*What is asked*. Transcribe the full listing below exactly.

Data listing
• • •

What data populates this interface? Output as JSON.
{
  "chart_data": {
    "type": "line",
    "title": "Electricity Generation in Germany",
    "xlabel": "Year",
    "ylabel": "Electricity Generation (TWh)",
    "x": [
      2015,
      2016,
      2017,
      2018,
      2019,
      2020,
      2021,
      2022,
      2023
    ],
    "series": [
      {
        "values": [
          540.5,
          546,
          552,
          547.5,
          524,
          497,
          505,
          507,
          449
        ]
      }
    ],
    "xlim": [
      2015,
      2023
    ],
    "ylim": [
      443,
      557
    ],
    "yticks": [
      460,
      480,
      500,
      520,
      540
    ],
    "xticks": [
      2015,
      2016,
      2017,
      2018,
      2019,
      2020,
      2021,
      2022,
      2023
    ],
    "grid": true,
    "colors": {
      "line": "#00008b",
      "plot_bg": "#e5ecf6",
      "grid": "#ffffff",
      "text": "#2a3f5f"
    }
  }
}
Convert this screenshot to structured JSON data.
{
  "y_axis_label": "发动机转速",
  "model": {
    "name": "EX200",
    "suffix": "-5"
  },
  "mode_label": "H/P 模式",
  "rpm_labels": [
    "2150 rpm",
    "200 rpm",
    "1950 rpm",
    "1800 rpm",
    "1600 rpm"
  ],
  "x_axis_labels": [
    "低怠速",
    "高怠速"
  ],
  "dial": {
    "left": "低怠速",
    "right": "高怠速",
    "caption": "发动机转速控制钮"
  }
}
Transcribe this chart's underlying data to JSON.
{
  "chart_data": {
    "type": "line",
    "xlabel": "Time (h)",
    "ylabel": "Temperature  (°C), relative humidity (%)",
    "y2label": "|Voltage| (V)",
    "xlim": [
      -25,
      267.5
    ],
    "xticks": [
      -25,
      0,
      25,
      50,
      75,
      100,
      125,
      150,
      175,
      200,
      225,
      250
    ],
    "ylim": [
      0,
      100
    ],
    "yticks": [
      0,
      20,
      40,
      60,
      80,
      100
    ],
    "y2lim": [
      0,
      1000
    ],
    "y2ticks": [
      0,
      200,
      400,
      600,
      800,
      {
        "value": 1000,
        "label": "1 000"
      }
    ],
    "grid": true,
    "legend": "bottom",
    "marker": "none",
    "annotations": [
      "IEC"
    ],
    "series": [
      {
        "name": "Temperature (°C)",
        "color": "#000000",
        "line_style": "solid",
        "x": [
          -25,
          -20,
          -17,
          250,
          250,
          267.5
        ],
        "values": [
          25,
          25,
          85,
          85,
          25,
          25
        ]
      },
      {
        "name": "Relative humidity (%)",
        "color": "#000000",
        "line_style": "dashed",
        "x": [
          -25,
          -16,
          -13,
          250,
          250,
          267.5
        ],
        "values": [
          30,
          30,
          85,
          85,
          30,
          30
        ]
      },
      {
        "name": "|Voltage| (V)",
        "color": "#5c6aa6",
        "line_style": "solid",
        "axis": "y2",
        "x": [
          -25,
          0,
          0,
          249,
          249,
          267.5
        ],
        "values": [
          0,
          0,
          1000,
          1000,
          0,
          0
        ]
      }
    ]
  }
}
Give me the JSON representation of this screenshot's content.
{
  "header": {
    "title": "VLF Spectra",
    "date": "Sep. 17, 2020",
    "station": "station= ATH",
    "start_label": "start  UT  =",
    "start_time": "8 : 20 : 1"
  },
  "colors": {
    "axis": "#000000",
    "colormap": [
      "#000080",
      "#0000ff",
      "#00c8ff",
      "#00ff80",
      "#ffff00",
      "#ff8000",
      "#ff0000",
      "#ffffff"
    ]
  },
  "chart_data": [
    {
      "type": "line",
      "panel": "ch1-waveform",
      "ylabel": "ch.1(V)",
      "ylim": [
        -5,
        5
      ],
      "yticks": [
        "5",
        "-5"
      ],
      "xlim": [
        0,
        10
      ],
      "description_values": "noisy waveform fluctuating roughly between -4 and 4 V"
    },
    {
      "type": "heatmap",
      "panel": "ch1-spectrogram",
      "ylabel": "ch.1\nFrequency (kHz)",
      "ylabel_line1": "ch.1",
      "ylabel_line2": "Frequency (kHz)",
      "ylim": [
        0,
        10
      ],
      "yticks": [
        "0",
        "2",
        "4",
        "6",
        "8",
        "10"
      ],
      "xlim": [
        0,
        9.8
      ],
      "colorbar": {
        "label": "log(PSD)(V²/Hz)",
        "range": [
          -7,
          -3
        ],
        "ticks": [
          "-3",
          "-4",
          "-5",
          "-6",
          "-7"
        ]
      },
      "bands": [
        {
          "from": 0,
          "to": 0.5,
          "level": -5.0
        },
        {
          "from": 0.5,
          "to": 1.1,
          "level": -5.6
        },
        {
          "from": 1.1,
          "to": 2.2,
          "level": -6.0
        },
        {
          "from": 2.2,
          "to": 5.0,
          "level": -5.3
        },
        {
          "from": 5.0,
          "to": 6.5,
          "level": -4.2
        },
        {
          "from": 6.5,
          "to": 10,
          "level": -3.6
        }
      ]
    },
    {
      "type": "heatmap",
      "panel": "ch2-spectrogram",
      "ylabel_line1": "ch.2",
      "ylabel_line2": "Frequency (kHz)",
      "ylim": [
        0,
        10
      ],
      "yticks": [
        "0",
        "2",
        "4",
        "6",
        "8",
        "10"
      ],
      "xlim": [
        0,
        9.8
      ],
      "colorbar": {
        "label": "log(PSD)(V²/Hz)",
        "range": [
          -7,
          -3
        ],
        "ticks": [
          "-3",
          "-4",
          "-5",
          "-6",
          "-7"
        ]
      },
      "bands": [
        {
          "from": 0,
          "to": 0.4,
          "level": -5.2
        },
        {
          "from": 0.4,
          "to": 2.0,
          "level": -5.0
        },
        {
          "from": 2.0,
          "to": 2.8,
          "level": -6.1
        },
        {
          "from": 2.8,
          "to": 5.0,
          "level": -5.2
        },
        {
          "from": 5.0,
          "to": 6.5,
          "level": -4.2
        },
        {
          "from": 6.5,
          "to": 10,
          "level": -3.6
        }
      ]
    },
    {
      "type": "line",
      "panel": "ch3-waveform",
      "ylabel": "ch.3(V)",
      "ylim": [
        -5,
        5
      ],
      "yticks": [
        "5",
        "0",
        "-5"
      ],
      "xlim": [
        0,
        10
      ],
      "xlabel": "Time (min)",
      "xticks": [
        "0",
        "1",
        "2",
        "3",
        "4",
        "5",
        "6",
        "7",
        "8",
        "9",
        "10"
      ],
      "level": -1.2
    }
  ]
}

• • •

*Answer*.
What data populates this interface? Output as JSON.
{
  "chart_data": {
    "type": "line",
    "title": "Electricity Generation in Germany",
    "xlabel": "Year",
    "ylabel": "Electricity Generation (TWh)",
    "x": [
      2015,
      2016,
      2017,
      2018,
      2019,
      2020,
      2021,
      2022,
      2023
    ],
    "series": [
      {
        "values": [
          540.5,
          546,
          552,
          547.5,
          524,
          497,
          505,
          507,
          449
        ]
      }
    ],
    "xlim": [
      2015,
      2023
    ],
    "ylim": [
      443,
      557
    ],
    "yticks": [
      460,
      480,
      500,
      520,
      540
    ],
    "xticks": [
      2015,
      2016,
      2017,
      2018,
      2019,
      2020,
      2021,
      2022,
      2023
    ],
    "grid": true,
    "colors": {
      "line": "#00008b",
      "plot_bg": "#e5ecf6",
      "grid": "#ffffff",
      "text": "#2a3f5f"
    }
  }
}
Convert this screenshot to structured JSON data.
{
  "y_axis_label": "发动机转速",
  "model": {
    "name": "EX200",
    "suffix": "-5"
  },
  "mode_label": "H/P 模式",
  "rpm_labels": [
    "2150 rpm",
    "200 rpm",
    "1950 rpm",
    "1800 rpm",
    "1600 rpm"
  ],
  "x_axis_labels": [
    "低怠速",
    "高怠速"
  ],
  "dial": {
    "left": "低怠速",
    "right": "高怠速",
    "caption": "发动机转速控制钮"
  }
}
Transcribe this chart's underlying data to JSON.
{
  "chart_data": {
    "type": "line",
    "xlabel": "Time (h)",
    "ylabel": "Temperature  (°C), relative humidity (%)",
    "y2label": "|Voltage| (V)",
    "xlim": [
      -25,
      267.5
    ],
    "xticks": [
      -25,
      0,
      25,
      50,
      75,
      100,
      125,
      150,
      175,
      200,
      225,
      250
    ],
    "ylim": [
      0,
      100
    ],
    "yticks": [
      0,
      20,
      40,
      60,
      80,
      100
    ],
    "y2lim": [
      0,
      1000
    ],
    "y2ticks": [
      0,
      200,
      400,
      600,
      800,
      {
        "value": 1000,
        "label": "1 000"
      }
    ],
    "grid": true,
    "legend": "bottom",
    "marker": "none",
    "annotations": [
      "IEC"
    ],
    "series": [
      {
        "name": "Temperature (°C)",
        "color": "#000000",
        "line_style": "solid",
        "x": [
          -25,
          -20,
          -17,
          250,
          250,
          267.5
        ],
        "values": [
          25,
          25,
          85,
          85,
          25,
          25
        ]
      },
      {
        "name": "Relative humidity (%)",
        "color": "#000000",
        "line_style": "dashed",
        "x": [
          -25,
          -16,
          -13,
          250,
          250,
          267.5
        ],
        "values": [
          30,
          30,
          85,
          85,
          30,
          30
        ]
      },
      {
        "name": "|Voltage| (V)",
        "color": "#5c6aa6",
        "line_style": "solid",
        "axis": "y2",
        "x": [
          -25,
          0,
          0,
          249,
          249,
          267.5
        ],
        "values": [
          0,
          0,
          1000,
          1000,
          0,
          0
        ]
      }
    ]
  }
}
Give me the JSON representation of this screenshot's content.
{
  "header": {
    "title": "VLF Spectra",
    "date": "Sep. 17, 2020",
    "station": "station= ATH",
    "start_label": "start  UT  =",
    "start_time": "8 : 20 : 1"
  },
  "colors": {
    "axis": "#000000",
    "colormap": [
      "#000080",
      "#0000ff",
      "#00c8ff",
      "#00ff80",
      "#ffff00",
      "#ff8000",
      "#ff0000",
      "#ffffff"
    ]
  },
  "chart_data": [
    {
      "type": "line",
      "panel": "ch1-waveform",
      "ylabel": "ch.1(V)",
      "ylim": [
        -5,
        5
      ],
      "yticks": [
        "5",
        "-5"
      ],
      "xlim": [
        0,
        10
      ],
      "description_values": "noisy waveform fluctuating roughly between -4 and 4 V"
    },
    {
      "type": "heatmap",
      "panel": "ch1-spectrogram",
      "ylabel": "ch.1\nFrequency (kHz)",
      "ylabel_line1": "ch.1",
      "ylabel_line2": "Frequency (kHz)",
      "ylim": [
        0,
        10
      ],
      "yticks": [
        "0",
        "2",
        "4",
        "6",
        "8",
        "10"
      ],
      "xlim": [
        0,
        9.8
      ],
      "colorbar": {
        "label": "log(PSD)(V²/Hz)",
        "range": [
          -7,
          -3
        ],
        "ticks": [
          "-3",
          "-4",
          "-5",
          "-6",
          "-7"
        ]
      },
      "bands": [
        {
          "from": 0,
          "to": 0.5,
          "level": -5.0
        },
        {
          "from": 0.5,
          "to": 1.1,
          "level": -5.6
        },
        {
          "from": 1.1,
          "to": 2.2,
          "level": -6.0
        },
        {
          "from": 2.2,
          "to": 5.0,
          "level": -5.3
        },
        {
          "from": 5.0,
          "to": 6.5,
          "level": -4.2
        },
        {
          "from": 6.5,
          "to": 10,
          "level": -3.6
        }
      ]
    },
    {
      "type": "heatmap",
      "panel": "ch2-spectrogram",
      "ylabel_line1": "ch.2",
      "ylabel_line2": "Frequency (kHz)",
      "ylim": [
        0,
        10
      ],
      "yticks": [
        "0",
        "2",
        "4",
        "6",
        "8",
        "10"
      ],
      "xlim": [
        0,
        9.8
      ],
      "colorbar": {
        "label": "log(PSD)(V²/Hz)",
        "range": [
          -7,
          -3
        ],
        "ticks": [
          "-3",
          "-4",
          "-5",
          "-6",
          "-7"
        ]
      },
      "bands": [
        {
          "from": 0,
          "to": 0.4,
          "level": -5.2
        },
        {
          "from": 0.4,
          "to": 2.0,
          "level": -5.0
        },
        {
          "from": 2.0,
          "to": 2.8,
          "level": -6.1
        },
        {
          "from": 2.8,
          "to": 5.0,
          "level": -5.2
        },
        {
          "from": 5.0,
          "to": 6.5,
          "level": -4.2
        },
        {
          "from": 6.5,
          "to": 10,
          "level": -3.6
        }
      ]
    },
    {
      "type": "line",
      "panel": "ch3-waveform",
      "ylabel": "ch.3(V)",
      "ylim": [
        -5,
        5
      ],
      "yticks": [
        "5",
        "0",
        "-5"
      ],
      "xlim": [
        0,
        10
      ],
      "xlabel": "Time (min)",
      "xticks": [
        "0",
        "1",
        "2",
        "3",
        "4",
        "5",
        "6",
        "7",
        "8",
        "9",
        "10"
      ],
      "level": -1.2
    }
  ]
}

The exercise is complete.